(Entries from a dataset)

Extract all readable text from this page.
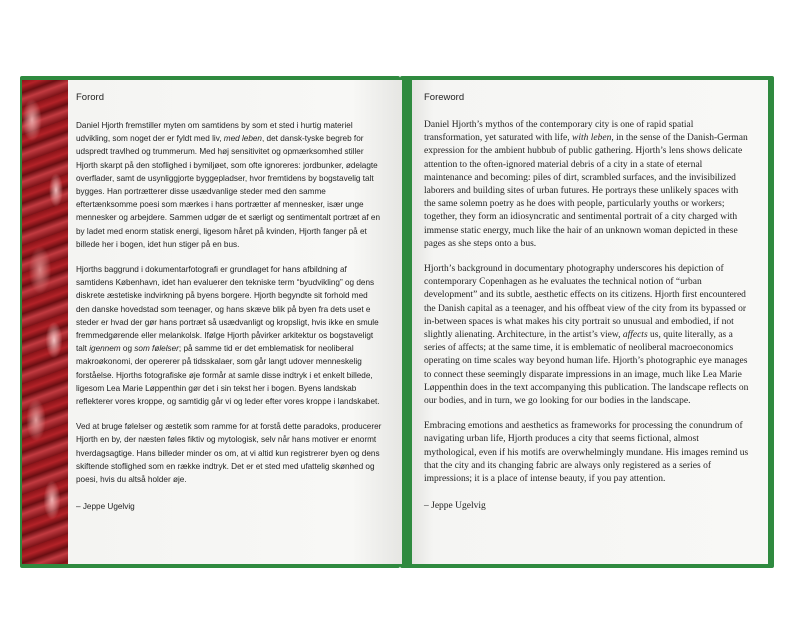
Forord

Daniel Hjorth fremstiller myten om samtidens by som et sted i hurtig materiel udvikling, som noget der er fyldt med liv, med leben, det dansk-tyske begreb for udspredt travlhed og trummerum. Med høj sensitivitet og opmærksomhed stiller Hjorth skarpt på den stoflighed i bymiljøet, som ofte ignoreres: jordbunker, ødelagte overflader, samt de usynliggjorte byggepladser, hvor fremtidens by bogstavelig talt bygges. Han portrætterer disse usædvanlige steder med den samme eftertænksomme poesi som mærkes i hans portrætter af mennesker, især unge mennesker og arbejdere. Sammen udgør de et særligt og sentimentalt portræt af en by ladet med enorm statisk energi, ligesom håret på kvinden, Hjorth fanger på et billede her i bogen, idet hun stiger på en bus.

Hjorths baggrund i dokumentarfotografi er grundlaget for hans afbildning af samtidens København, idet han evaluerer den tekniske term “byudvikling” og dens diskrete æstetiske indvirkning på byens borgere. Hjorth begyndte sit forhold med den danske hovedstad som teenager, og hans skæve blik på byen fra dets uset e steder er hvad der gør hans portræt så usædvanligt og kropsligt, hvis ikke en smule fremmedgørende eller melankolsk. Ifølge Hjorth påvirker arkitektur os bogstaveligt talt igennem og som følelser; på samme tid er det emblematisk for neoliberal makroøkonomi, der opererer på tidsskalaer, som går langt udover menneskelig forståelse. Hjorths fotografiske øje formår at samle disse indtryk i et enkelt billede, ligesom Lea Marie Løppenthin gør det i sin tekst her i bogen. Byens landskab reflekterer vores kroppe, og samtidig går vi og leder efter vores kroppe i landskabet.

Ved at bruge følelser og æstetik som ramme for at forstå dette paradoks, producerer Hjorth en by, der næsten føles fiktiv og mytologisk, selv når hans motiver er enormt hverdagsagtige. Hans billeder minder os om, at vi altid kun registrerer byen og dens skiftende stoflighed som en række indtryk. Det er et sted med ufattelig skønhed og poesi, hvis du altså holder øje.

– Jeppe Ugelvig

Foreword

Daniel Hjorth’s mythos of the contemporary city is one of rapid spatial transformation, yet saturated with life, with leben, in the sense of the Danish-German expression for the ambient hubbub of public gathering. Hjorth’s lens shows delicate attention to the often-ignored material debris of a city in a state of eternal maintenance and becoming: piles of dirt, scrambled surfaces, and the invisibilized laborers and building sites of urban futures. He portrays these unlikely spaces with the same solemn poetry as he does with people, particularly youths or workers; together, they form an idiosyncratic and sentimental portrait of a city charged with immense static energy, much like the hair of an unknown woman depicted in these pages as she steps onto a bus.

Hjorth’s background in documentary photography underscores his depiction of contemporary Copenhagen as he evaluates the technical notion of “urban development” and its subtle, aesthetic effects on its citizens. Hjorth first encountered the Danish capital as a teenager, and his offbeat view of the city from its bypassed or in-between spaces is what makes his city portrait so unusual and embodied, if not slightly alienating. Architecture, in the artist’s view, affects us, quite literally, as a series of affects; at the same time, it is emblematic of neoliberal macroeconomics operating on time scales way beyond human life. Hjorth’s photographic eye manages to connect these seemingly disparate impressions in an image, much like Lea Marie Løppenthin does in the text accompanying this publication. The landscape reflects on our bodies, and in turn, we go looking for our bodies in the landscape.

Embracing emotions and aesthetics as frameworks for processing the conundrum of navigating urban life, Hjorth produces a city that seems fictional, almost mythological, even if his motifs are overwhelmingly mundane. His images remind us that the city and its changing fabric are always only registered as a series of impressions; it is a place of intense beauty, if you pay attention.

– Jeppe Ugelvig
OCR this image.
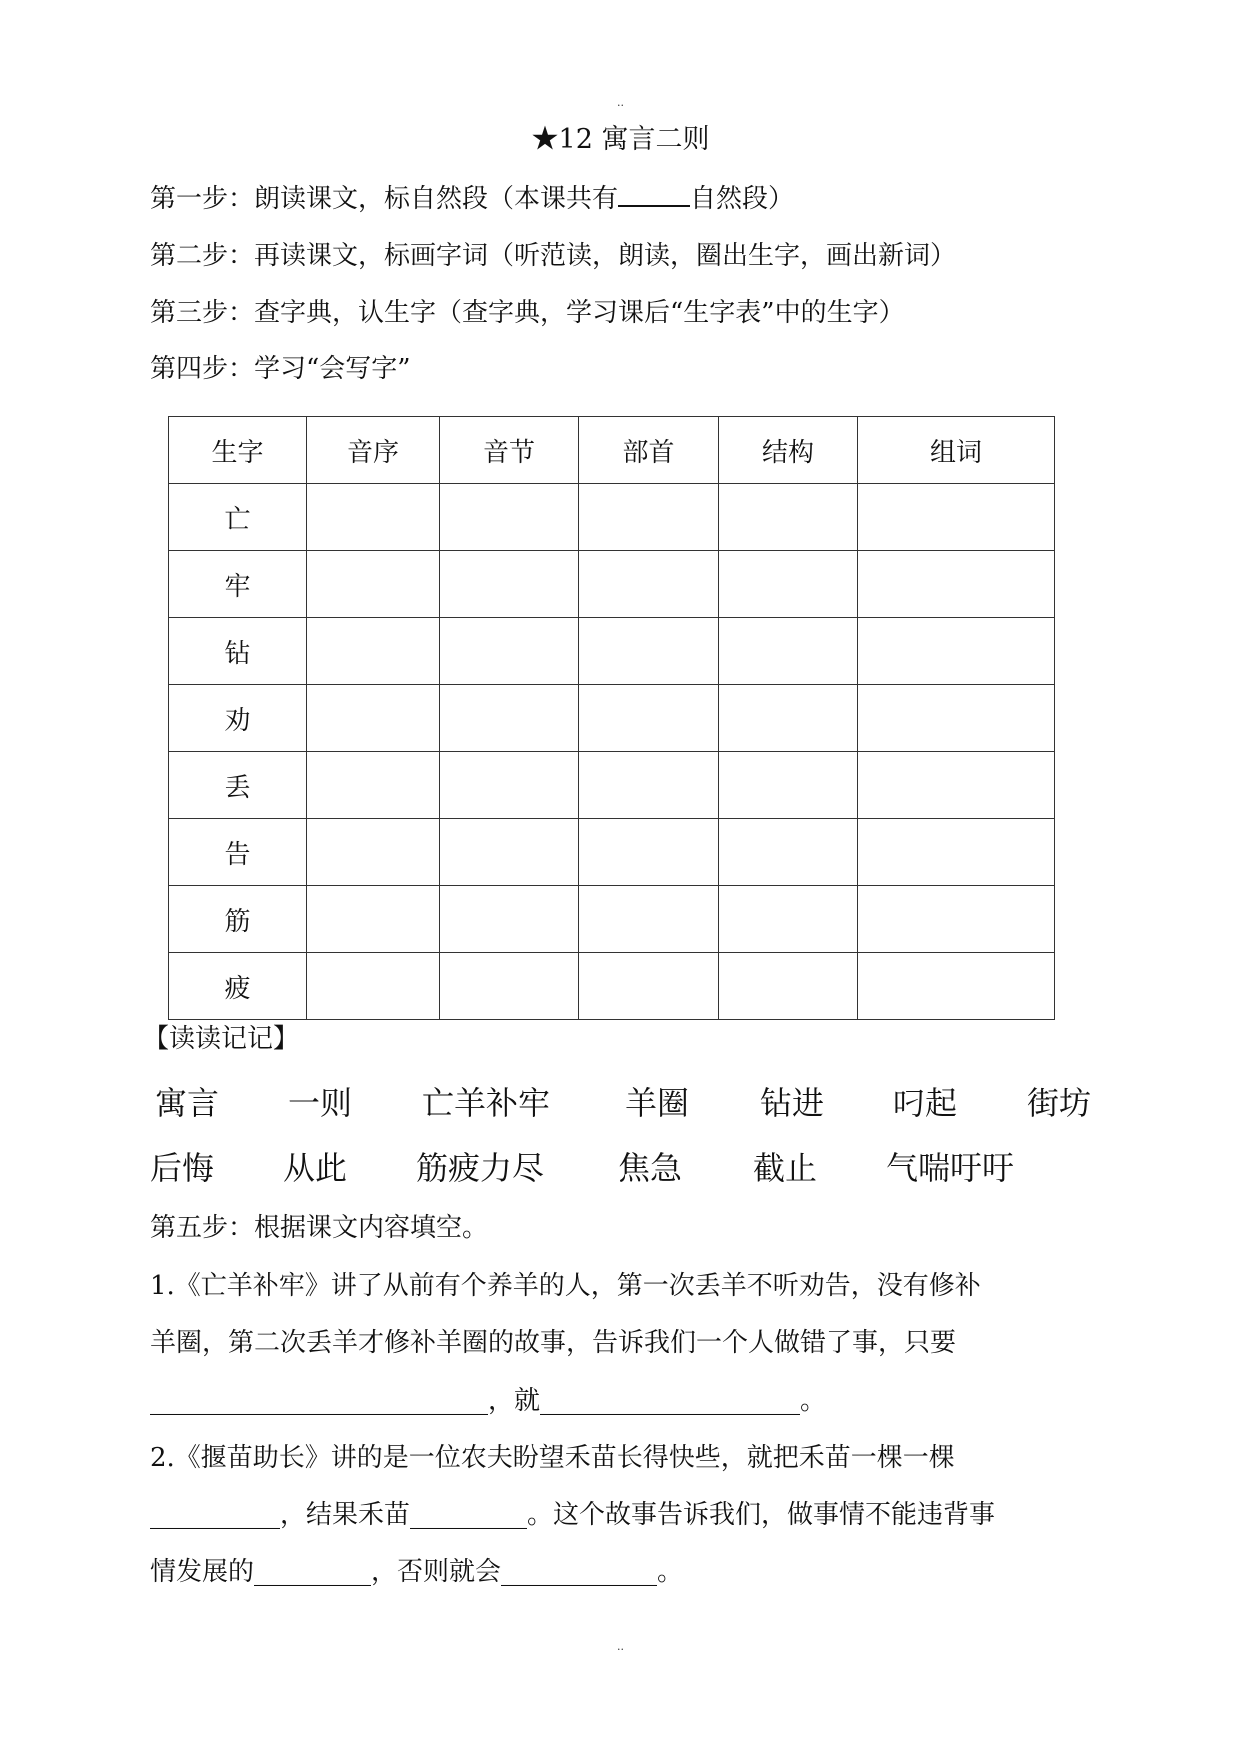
..
★12 寓言二则
第一步：朗读课文，标自然段（本课共有	自然段）
第二步：再读课文，标画字词（听范读，朗读，圈出生字，画出新词）
第三步：查字典，认生字（查字典，学习课后“生字表”中的生字）
第四步：学习“会写字”
生字	音序	音节	部首	结构	组词
亡					
牢					
钻					
劝					
丢					
告					
筋					
疲					
【读读记记】
寓言 一则 亡羊补牢 羊圈 钻进 叼起 街坊
后悔 从此 筋疲力尽 焦急 截止 气喘吁吁
第五步：根据课文内容填空。
1.《亡羊补牢》讲了从前有个养羊的人，第一次丢羊不听劝告，没有修补
羊圈，第二次丢羊才修补羊圈的故事，告诉我们一个人做错了事，只要
__________________________，就____________________。
2.《揠苗助长》讲的是一位农夫盼望禾苗长得快些，就把禾苗一棵一棵
__________，结果禾苗_________。这个故事告诉我们，做事情不能违背事
情发展的_________，否则就会____________。
..
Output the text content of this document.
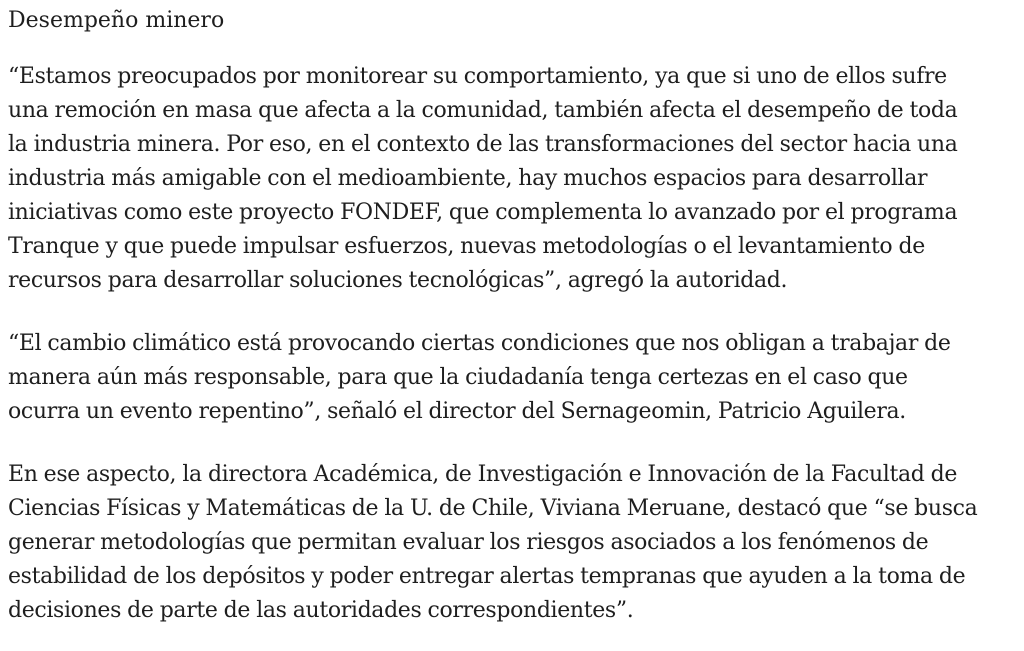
Desempeño minero

“Estamos preocupados por monitorear su comportamiento, ya que si uno de ellos sufre
una remoción en masa que afecta a la comunidad, también afecta el desempeño de toda
la industria minera. Por eso, en el contexto de las transformaciones del sector hacia una
industria más amigable con el medioambiente, hay muchos espacios para desarrollar
iniciativas como este proyecto FONDEF, que complementa lo avanzado por el programa
Tranque y que puede impulsar esfuerzos, nuevas metodologías o el levantamiento de
recursos para desarrollar soluciones tecnológicas”, agregó la autoridad.

“El cambio climático está provocando ciertas condiciones que nos obligan a trabajar de
manera aún más responsable, para que la ciudadanía tenga certezas en el caso que
ocurra un evento repentino”, señaló el director del Sernageomin, Patricio Aguilera.

En ese aspecto, la directora Académica, de Investigación e Innovación de la Facultad de
Ciencias Físicas y Matemáticas de la U. de Chile, Viviana Meruane, destacó que “se busca
generar metodologías que permitan evaluar los riesgos asociados a los fenómenos de
estabilidad de los depósitos y poder entregar alertas tempranas que ayuden a la toma de
decisiones de parte de las autoridades correspondientes”.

■ **DIRECTION**
Please transcribe the material above exactly as written. Leave the pictures out.

■ **THE REPLY**
Extract all readable text from this page.
Forord

Daniel Hjorth fremstiller myten om samtidens by som et sted i hurtig materiel udvikling, som noget der er fyldt med liv, med leben, det dansk-tyske begreb for udspredt travlhed og trummerum. Med høj sensitivitet og opmærksomhed stiller Hjorth skarpt på den stoflighed i bymiljøet, som ofte ignoreres: jordbunker, ødelagte overflader, samt de usynliggjorte byggepladser, hvor fremtidens by bogstavelig talt bygges. Han portrætterer disse usædvanlige steder med den samme eftertænksomme poesi som mærkes i hans portrætter af mennesker, især unge mennesker og arbejdere. Sammen udgør de et særligt og sentimentalt portræt af en by ladet med enorm statisk energi, ligesom håret på kvinden, Hjorth fanger på et billede her i bogen, idet hun stiger på en bus.

Hjorths baggrund i dokumentarfotografi er grundlaget for hans afbildning af samtidens København, idet han evaluerer den tekniske term “byudvikling” og dens diskrete æstetiske indvirkning på byens borgere. Hjorth begyndte sit forhold med den danske hovedstad som teenager, og hans skæve blik på byen fra dets uset e steder er hvad der gør hans portræt så usædvanligt og kropsligt, hvis ikke en smule fremmedgørende eller melankolsk. Ifølge Hjorth påvirker arkitektur os bogstaveligt talt igennem og som følelser; på samme tid er det emblematisk for neoliberal makroøkonomi, der opererer på tidsskalaer, som går langt udover menneskelig forståelse. Hjorths fotografiske øje formår at samle disse indtryk i et enkelt billede, ligesom Lea Marie Løppenthin gør det i sin tekst her i bogen. Byens landskab reflekterer vores kroppe, og samtidig går vi og leder efter vores kroppe i landskabet.

Ved at bruge følelser og æstetik som ramme for at forstå dette paradoks, producerer Hjorth en by, der næsten føles fiktiv og mytologisk, selv når hans motiver er enormt hverdagsagtige. Hans billeder minder os om, at vi altid kun registrerer byen og dens skiftende stoflighed som en række indtryk. Det er et sted med ufattelig skønhed og poesi, hvis du altså holder øje.

– Jeppe Ugelvig

Foreword

Daniel Hjorth’s mythos of the contemporary city is one of rapid spatial transformation, yet saturated with life, with leben, in the sense of the Danish-German expression for the ambient hubbub of public gathering. Hjorth’s lens shows delicate attention to the often-ignored material debris of a city in a state of eternal maintenance and becoming: piles of dirt, scrambled surfaces, and the invisibilized laborers and building sites of urban futures. He portrays these unlikely spaces with the same solemn poetry as he does with people, particularly youths or workers; together, they form an idiosyncratic and sentimental portrait of a city charged with immense static energy, much like the hair of an unknown woman depicted in these pages as she steps onto a bus.

Hjorth’s background in documentary photography underscores his depiction of contemporary Copenhagen as he evaluates the technical notion of “urban development” and its subtle, aesthetic effects on its citizens. Hjorth first encountered the Danish capital as a teenager, and his offbeat view of the city from its bypassed or in-between spaces is what makes his city portrait so unusual and embodied, if not slightly alienating. Architecture, in the artist’s view, affects us, quite literally, as a series of affects; at the same time, it is emblematic of neoliberal macroeconomics operating on time scales way beyond human life. Hjorth’s photographic eye manages to connect these seemingly disparate impressions in an image, much like Lea Marie Løppenthin does in the text accompanying this publication. The landscape reflects on our bodies, and in turn, we go looking for our bodies in the landscape.

Embracing emotions and aesthetics as frameworks for processing the conundrum of navigating urban life, Hjorth produces a city that seems fictional, almost mythological, even if his motifs are overwhelmingly mundane. His images remind us that the city and its changing fabric are always only registered as a series of impressions; it is a place of intense beauty, if you pay attention.

– Jeppe Ugelvig
OCR this image.
..
★12 寓言二则
第一步：朗读课文，标自然段（本课共有	自然段）
第二步：再读课文，标画字词（听范读，朗读，圈出生字，画出新词）
第三步：查字典，认生字（查字典，学习课后“生字表”中的生字）
第四步：学习“会写字”
生字	音序	音节	部首	结构	组词
亡					
牢					
钻					
劝					
丢					
告					
筋					
疲					
【读读记记】
寓言 一则 亡羊补牢 羊圈 钻进 叼起 街坊
后悔 从此 筋疲力尽 焦急 截止 气喘吁吁
第五步：根据课文内容填空。
1.《亡羊补牢》讲了从前有个养羊的人，第一次丢羊不听劝告，没有修补
羊圈，第二次丢羊才修补羊圈的故事，告诉我们一个人做错了事，只要
__________________________，就____________________。
2.《揠苗助长》讲的是一位农夫盼望禾苗长得快些，就把禾苗一棵一棵
__________，结果禾苗_________。这个故事告诉我们，做事情不能违背事
情发展的_________，否则就会____________。
..
Output the text content of this document.
Desempeño minero

“Estamos preocupados por monitorear su comportamiento, ya que si uno de ellos sufre
una remoción en masa que afecta a la comunidad, también afecta el desempeño de toda
la industria minera. Por eso, en el contexto de las transformaciones del sector hacia una
industria más amigable con el medioambiente, hay muchos espacios para desarrollar
iniciativas como este proyecto FONDEF, que complementa lo avanzado por el programa
Tranque y que puede impulsar esfuerzos, nuevas metodologías o el levantamiento de
recursos para desarrollar soluciones tecnológicas”, agregó la autoridad.

“El cambio climático está provocando ciertas condiciones que nos obligan a trabajar de
manera aún más responsable, para que la ciudadanía tenga certezas en el caso que
ocurra un evento repentino”, señaló el director del Sernageomin, Patricio Aguilera.

En ese aspecto, la directora Académica, de Investigación e Innovación de la Facultad de
Ciencias Físicas y Matemáticas de la U. de Chile, Viviana Meruane, destacó que “se busca
generar metodologías que permitan evaluar los riesgos asociados a los fenómenos de
estabilidad de los depósitos y poder entregar alertas tempranas que ayuden a la toma de
decisiones de parte de las autoridades correspondientes”.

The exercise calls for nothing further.